> [The problem] Make an exact copy of all the records.

> [Working data]
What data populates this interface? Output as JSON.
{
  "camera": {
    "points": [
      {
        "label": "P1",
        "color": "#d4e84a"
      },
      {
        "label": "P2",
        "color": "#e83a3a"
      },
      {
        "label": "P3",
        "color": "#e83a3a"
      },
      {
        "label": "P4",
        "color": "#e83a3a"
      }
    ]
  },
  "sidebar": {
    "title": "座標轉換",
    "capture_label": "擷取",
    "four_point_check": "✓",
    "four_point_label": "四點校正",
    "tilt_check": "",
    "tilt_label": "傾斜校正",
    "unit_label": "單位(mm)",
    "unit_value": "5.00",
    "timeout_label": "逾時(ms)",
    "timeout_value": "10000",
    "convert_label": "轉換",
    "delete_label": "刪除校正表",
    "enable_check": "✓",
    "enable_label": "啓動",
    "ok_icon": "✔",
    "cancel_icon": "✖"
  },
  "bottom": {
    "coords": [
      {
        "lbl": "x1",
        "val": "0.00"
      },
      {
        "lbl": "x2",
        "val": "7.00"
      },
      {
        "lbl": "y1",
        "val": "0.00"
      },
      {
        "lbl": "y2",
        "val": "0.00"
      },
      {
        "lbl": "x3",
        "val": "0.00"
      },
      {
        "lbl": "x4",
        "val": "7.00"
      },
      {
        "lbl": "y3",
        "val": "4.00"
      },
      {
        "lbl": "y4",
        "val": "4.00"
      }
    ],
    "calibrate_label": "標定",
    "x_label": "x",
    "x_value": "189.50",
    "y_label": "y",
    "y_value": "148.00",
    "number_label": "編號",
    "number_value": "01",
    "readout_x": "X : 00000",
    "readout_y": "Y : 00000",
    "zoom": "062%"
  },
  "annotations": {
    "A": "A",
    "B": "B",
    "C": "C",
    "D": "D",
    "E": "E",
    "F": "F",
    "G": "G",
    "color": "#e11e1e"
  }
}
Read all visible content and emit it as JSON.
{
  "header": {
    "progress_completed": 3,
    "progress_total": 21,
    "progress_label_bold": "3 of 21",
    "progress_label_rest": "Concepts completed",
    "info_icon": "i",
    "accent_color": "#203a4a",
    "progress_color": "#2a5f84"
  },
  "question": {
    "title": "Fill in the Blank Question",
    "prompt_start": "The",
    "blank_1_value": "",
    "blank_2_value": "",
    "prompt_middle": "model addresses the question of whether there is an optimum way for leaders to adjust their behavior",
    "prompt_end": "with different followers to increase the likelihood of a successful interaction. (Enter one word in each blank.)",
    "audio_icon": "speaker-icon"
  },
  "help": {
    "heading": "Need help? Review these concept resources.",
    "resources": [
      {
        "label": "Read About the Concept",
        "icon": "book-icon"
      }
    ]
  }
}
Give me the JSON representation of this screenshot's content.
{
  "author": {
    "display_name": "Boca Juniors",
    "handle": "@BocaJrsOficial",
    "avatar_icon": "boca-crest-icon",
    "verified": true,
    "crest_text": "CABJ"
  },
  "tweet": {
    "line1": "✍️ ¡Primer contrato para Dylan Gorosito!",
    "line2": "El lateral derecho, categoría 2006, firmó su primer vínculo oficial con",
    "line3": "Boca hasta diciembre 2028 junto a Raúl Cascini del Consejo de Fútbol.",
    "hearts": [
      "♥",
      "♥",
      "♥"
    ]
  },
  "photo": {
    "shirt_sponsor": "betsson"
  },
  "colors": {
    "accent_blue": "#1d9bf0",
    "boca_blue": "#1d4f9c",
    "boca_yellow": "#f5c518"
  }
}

> [Task result]
What data populates this interface? Output as JSON.
{
  "camera": {
    "points": [
      {
        "label": "P1",
        "color": "#d4e84a"
      },
      {
        "label": "P2",
        "color": "#e83a3a"
      },
      {
        "label": "P3",
        "color": "#e83a3a"
      },
      {
        "label": "P4",
        "color": "#e83a3a"
      }
    ]
  },
  "sidebar": {
    "title": "座標轉換",
    "capture_label": "擷取",
    "four_point_check": "✓",
    "four_point_label": "四點校正",
    "tilt_check": "",
    "tilt_label": "傾斜校正",
    "unit_label": "單位(mm)",
    "unit_value": "5.00",
    "timeout_label": "逾時(ms)",
    "timeout_value": "10000",
    "convert_label": "轉換",
    "delete_label": "刪除校正表",
    "enable_check": "✓",
    "enable_label": "啓動",
    "ok_icon": "✔",
    "cancel_icon": "✖"
  },
  "bottom": {
    "coords": [
      {
        "lbl": "x1",
        "val": "0.00"
      },
      {
        "lbl": "x2",
        "val": "7.00"
      },
      {
        "lbl": "y1",
        "val": "0.00"
      },
      {
        "lbl": "y2",
        "val": "0.00"
      },
      {
        "lbl": "x3",
        "val": "0.00"
      },
      {
        "lbl": "x4",
        "val": "7.00"
      },
      {
        "lbl": "y3",
        "val": "4.00"
      },
      {
        "lbl": "y4",
        "val": "4.00"
      }
    ],
    "calibrate_label": "標定",
    "x_label": "x",
    "x_value": "189.50",
    "y_label": "y",
    "y_value": "148.00",
    "number_label": "編號",
    "number_value": "01",
    "readout_x": "X : 00000",
    "readout_y": "Y : 00000",
    "zoom": "062%"
  },
  "annotations": {
    "A": "A",
    "B": "B",
    "C": "C",
    "D": "D",
    "E": "E",
    "F": "F",
    "G": "G",
    "color": "#e11e1e"
  }
}
Read all visible content and emit it as JSON.
{
  "header": {
    "progress_completed": 3,
    "progress_total": 21,
    "progress_label_bold": "3 of 21",
    "progress_label_rest": "Concepts completed",
    "info_icon": "i",
    "accent_color": "#203a4a",
    "progress_color": "#2a5f84"
  },
  "question": {
    "title": "Fill in the Blank Question",
    "prompt_start": "The",
    "blank_1_value": "",
    "blank_2_value": "",
    "prompt_middle": "model addresses the question of whether there is an optimum way for leaders to adjust their behavior",
    "prompt_end": "with different followers to increase the likelihood of a successful interaction. (Enter one word in each blank.)",
    "audio_icon": "speaker-icon"
  },
  "help": {
    "heading": "Need help? Review these concept resources.",
    "resources": [
      {
        "label": "Read About the Concept",
        "icon": "book-icon"
      }
    ]
  }
}
Give me the JSON representation of this screenshot's content.
{
  "author": {
    "display_name": "Boca Juniors",
    "handle": "@BocaJrsOficial",
    "avatar_icon": "boca-crest-icon",
    "verified": true,
    "crest_text": "CABJ"
  },
  "tweet": {
    "line1": "✍️ ¡Primer contrato para Dylan Gorosito!",
    "line2": "El lateral derecho, categoría 2006, firmó su primer vínculo oficial con",
    "line3": "Boca hasta diciembre 2028 junto a Raúl Cascini del Consejo de Fútbol.",
    "hearts": [
      "♥",
      "♥",
      "♥"
    ]
  },
  "photo": {
    "shirt_sponsor": "betsson"
  },
  "colors": {
    "accent_blue": "#1d9bf0",
    "boca_blue": "#1d4f9c",
    "boca_yellow": "#f5c518"
  }
}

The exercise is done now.